__What to do__. Retype everything in the listing, leaving each line exactly as it is.

__Input rows__.
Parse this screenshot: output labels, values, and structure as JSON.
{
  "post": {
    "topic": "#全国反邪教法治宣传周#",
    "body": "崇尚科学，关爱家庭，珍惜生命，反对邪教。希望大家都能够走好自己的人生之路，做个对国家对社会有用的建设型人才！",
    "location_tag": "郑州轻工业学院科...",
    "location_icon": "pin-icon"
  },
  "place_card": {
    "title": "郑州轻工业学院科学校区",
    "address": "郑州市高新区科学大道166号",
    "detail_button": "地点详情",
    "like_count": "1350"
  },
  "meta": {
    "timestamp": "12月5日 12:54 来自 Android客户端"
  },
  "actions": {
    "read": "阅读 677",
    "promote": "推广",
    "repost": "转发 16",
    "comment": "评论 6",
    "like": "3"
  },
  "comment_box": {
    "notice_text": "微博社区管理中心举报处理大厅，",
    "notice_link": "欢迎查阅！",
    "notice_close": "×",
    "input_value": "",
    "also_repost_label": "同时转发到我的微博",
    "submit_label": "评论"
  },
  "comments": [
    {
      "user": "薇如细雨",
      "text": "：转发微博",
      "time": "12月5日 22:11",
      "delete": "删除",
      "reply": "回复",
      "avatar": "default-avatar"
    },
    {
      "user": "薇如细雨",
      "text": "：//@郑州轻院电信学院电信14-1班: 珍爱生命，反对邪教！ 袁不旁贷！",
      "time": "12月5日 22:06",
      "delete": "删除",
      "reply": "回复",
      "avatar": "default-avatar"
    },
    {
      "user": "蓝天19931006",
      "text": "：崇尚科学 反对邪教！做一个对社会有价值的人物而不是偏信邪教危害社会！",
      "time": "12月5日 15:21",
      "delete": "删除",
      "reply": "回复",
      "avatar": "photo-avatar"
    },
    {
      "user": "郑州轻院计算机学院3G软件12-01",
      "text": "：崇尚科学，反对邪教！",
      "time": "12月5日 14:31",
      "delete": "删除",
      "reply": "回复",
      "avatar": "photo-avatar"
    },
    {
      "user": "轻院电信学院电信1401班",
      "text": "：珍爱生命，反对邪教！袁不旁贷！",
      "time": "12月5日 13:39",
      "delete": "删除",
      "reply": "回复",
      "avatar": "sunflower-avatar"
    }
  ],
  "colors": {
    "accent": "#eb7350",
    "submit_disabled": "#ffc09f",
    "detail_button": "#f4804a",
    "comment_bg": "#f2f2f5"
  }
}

__Full answer__.
Parse this screenshot: output labels, values, and structure as JSON.
{
  "post": {
    "topic": "#全国反邪教法治宣传周#",
    "body": "崇尚科学，关爱家庭，珍惜生命，反对邪教。希望大家都能够走好自己的人生之路，做个对国家对社会有用的建设型人才！",
    "location_tag": "郑州轻工业学院科...",
    "location_icon": "pin-icon"
  },
  "place_card": {
    "title": "郑州轻工业学院科学校区",
    "address": "郑州市高新区科学大道166号",
    "detail_button": "地点详情",
    "like_count": "1350"
  },
  "meta": {
    "timestamp": "12月5日 12:54 来自 Android客户端"
  },
  "actions": {
    "read": "阅读 677",
    "promote": "推广",
    "repost": "转发 16",
    "comment": "评论 6",
    "like": "3"
  },
  "comment_box": {
    "notice_text": "微博社区管理中心举报处理大厅，",
    "notice_link": "欢迎查阅！",
    "notice_close": "×",
    "input_value": "",
    "also_repost_label": "同时转发到我的微博",
    "submit_label": "评论"
  },
  "comments": [
    {
      "user": "薇如细雨",
      "text": "：转发微博",
      "time": "12月5日 22:11",
      "delete": "删除",
      "reply": "回复",
      "avatar": "default-avatar"
    },
    {
      "user": "薇如细雨",
      "text": "：//@郑州轻院电信学院电信14-1班: 珍爱生命，反对邪教！ 袁不旁贷！",
      "time": "12月5日 22:06",
      "delete": "删除",
      "reply": "回复",
      "avatar": "default-avatar"
    },
    {
      "user": "蓝天19931006",
      "text": "：崇尚科学 反对邪教！做一个对社会有价值的人物而不是偏信邪教危害社会！",
      "time": "12月5日 15:21",
      "delete": "删除",
      "reply": "回复",
      "avatar": "photo-avatar"
    },
    {
      "user": "郑州轻院计算机学院3G软件12-01",
      "text": "：崇尚科学，反对邪教！",
      "time": "12月5日 14:31",
      "delete": "删除",
      "reply": "回复",
      "avatar": "photo-avatar"
    },
    {
      "user": "轻院电信学院电信1401班",
      "text": "：珍爱生命，反对邪教！袁不旁贷！",
      "time": "12月5日 13:39",
      "delete": "删除",
      "reply": "回复",
      "avatar": "sunflower-avatar"
    }
  ],
  "colors": {
    "accent": "#eb7350",
    "submit_disabled": "#ffc09f",
    "detail_button": "#f4804a",
    "comment_bg": "#f2f2f5"
  }
}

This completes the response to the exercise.